- **What this task involves**
Collect all lines below with the string "title".

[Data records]
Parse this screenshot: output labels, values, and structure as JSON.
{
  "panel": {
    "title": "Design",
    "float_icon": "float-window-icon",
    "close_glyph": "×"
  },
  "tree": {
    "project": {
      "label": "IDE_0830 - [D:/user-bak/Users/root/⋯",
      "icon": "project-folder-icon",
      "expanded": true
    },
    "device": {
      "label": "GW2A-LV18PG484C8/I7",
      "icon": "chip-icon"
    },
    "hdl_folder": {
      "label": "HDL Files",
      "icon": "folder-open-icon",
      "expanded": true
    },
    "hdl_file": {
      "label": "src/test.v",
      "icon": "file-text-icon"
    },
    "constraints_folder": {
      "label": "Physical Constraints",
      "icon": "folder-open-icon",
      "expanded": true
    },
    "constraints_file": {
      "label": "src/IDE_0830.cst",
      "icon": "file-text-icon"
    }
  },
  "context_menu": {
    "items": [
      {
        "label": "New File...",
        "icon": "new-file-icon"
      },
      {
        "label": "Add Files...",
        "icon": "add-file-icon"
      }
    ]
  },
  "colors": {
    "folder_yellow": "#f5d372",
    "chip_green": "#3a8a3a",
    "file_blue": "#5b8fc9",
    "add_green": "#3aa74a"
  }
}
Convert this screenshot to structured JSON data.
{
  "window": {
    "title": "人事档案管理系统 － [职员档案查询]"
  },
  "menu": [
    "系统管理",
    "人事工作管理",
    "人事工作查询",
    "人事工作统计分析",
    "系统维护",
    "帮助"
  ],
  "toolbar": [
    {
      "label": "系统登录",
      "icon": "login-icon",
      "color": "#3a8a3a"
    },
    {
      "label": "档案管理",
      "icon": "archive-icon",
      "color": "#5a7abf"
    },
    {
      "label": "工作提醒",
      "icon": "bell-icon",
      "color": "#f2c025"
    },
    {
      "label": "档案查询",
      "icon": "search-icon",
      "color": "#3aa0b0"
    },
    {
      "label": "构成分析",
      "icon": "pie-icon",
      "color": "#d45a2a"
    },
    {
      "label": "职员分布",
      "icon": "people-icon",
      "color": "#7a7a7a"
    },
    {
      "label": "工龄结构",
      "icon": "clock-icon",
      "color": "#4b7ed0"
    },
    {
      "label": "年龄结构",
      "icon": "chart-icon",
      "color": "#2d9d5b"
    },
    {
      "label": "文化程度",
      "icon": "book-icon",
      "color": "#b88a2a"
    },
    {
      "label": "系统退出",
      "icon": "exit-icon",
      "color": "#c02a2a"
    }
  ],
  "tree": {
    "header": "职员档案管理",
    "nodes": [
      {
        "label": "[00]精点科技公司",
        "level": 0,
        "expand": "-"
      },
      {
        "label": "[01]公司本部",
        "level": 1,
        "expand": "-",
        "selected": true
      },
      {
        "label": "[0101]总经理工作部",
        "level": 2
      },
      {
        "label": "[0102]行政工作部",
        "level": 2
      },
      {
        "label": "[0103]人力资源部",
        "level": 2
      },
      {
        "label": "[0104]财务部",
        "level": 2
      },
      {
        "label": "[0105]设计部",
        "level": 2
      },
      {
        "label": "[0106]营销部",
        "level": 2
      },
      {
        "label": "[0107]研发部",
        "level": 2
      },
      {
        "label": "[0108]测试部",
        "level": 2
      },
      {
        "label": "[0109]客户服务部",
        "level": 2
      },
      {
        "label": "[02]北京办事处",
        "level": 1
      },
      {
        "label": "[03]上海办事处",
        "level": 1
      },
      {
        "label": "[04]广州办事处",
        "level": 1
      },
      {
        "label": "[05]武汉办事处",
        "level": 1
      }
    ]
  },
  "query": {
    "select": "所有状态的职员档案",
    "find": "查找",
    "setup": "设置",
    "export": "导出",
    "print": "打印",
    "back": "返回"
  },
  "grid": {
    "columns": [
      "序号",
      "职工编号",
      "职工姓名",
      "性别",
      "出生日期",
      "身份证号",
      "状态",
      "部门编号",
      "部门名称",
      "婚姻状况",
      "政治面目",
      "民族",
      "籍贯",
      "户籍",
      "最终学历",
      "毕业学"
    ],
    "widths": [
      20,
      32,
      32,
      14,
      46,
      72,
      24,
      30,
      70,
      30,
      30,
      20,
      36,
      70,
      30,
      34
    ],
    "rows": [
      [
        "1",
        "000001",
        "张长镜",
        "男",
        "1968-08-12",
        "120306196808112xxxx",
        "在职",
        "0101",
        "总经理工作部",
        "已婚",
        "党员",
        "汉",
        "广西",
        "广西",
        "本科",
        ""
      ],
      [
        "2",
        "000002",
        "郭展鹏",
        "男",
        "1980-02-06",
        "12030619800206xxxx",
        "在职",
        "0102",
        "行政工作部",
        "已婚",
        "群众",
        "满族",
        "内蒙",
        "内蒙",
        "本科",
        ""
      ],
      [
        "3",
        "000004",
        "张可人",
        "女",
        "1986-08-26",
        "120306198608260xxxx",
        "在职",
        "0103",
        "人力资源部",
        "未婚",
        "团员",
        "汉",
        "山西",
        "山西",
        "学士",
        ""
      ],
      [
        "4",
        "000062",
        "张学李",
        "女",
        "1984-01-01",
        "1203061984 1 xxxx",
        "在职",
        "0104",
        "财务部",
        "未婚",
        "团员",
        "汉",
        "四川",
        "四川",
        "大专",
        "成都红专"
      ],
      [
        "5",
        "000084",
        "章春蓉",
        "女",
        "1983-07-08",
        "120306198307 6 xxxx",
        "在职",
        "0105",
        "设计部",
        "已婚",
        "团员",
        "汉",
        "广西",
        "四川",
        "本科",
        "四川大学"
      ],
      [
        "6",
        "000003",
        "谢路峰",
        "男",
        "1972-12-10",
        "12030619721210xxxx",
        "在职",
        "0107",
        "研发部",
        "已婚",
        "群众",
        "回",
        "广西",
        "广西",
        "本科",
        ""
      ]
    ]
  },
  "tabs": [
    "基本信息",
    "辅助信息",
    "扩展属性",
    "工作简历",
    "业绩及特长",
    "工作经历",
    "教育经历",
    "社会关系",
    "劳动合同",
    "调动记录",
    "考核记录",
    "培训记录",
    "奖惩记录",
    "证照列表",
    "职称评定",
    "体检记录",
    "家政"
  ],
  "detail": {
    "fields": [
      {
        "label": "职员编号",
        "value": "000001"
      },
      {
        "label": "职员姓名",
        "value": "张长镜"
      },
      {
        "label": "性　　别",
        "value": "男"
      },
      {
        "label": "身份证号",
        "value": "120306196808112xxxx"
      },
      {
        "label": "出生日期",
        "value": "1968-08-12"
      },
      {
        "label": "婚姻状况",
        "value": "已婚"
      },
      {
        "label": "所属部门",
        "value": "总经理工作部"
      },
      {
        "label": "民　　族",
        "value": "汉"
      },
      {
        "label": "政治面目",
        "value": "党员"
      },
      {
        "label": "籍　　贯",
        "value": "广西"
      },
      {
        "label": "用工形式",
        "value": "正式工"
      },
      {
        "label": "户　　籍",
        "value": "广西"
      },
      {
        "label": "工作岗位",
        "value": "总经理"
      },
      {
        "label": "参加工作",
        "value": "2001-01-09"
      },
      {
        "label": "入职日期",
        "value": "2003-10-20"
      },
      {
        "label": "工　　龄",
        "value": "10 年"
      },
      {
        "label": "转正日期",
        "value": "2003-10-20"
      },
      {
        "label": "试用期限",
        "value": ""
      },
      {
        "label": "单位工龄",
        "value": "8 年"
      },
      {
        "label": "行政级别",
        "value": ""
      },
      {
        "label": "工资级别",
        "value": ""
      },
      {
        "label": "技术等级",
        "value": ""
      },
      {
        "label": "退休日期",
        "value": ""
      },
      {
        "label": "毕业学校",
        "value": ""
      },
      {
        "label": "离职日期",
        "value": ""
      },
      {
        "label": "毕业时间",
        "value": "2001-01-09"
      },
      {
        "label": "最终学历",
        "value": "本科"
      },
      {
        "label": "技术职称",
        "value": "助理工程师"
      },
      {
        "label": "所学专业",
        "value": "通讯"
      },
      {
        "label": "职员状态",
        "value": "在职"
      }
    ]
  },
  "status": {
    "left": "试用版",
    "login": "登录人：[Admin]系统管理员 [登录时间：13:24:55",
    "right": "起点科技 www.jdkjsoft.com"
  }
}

- **Full answer**
    "title": "Design",
    "title": "人事档案管理系统 － [职员档案查询]"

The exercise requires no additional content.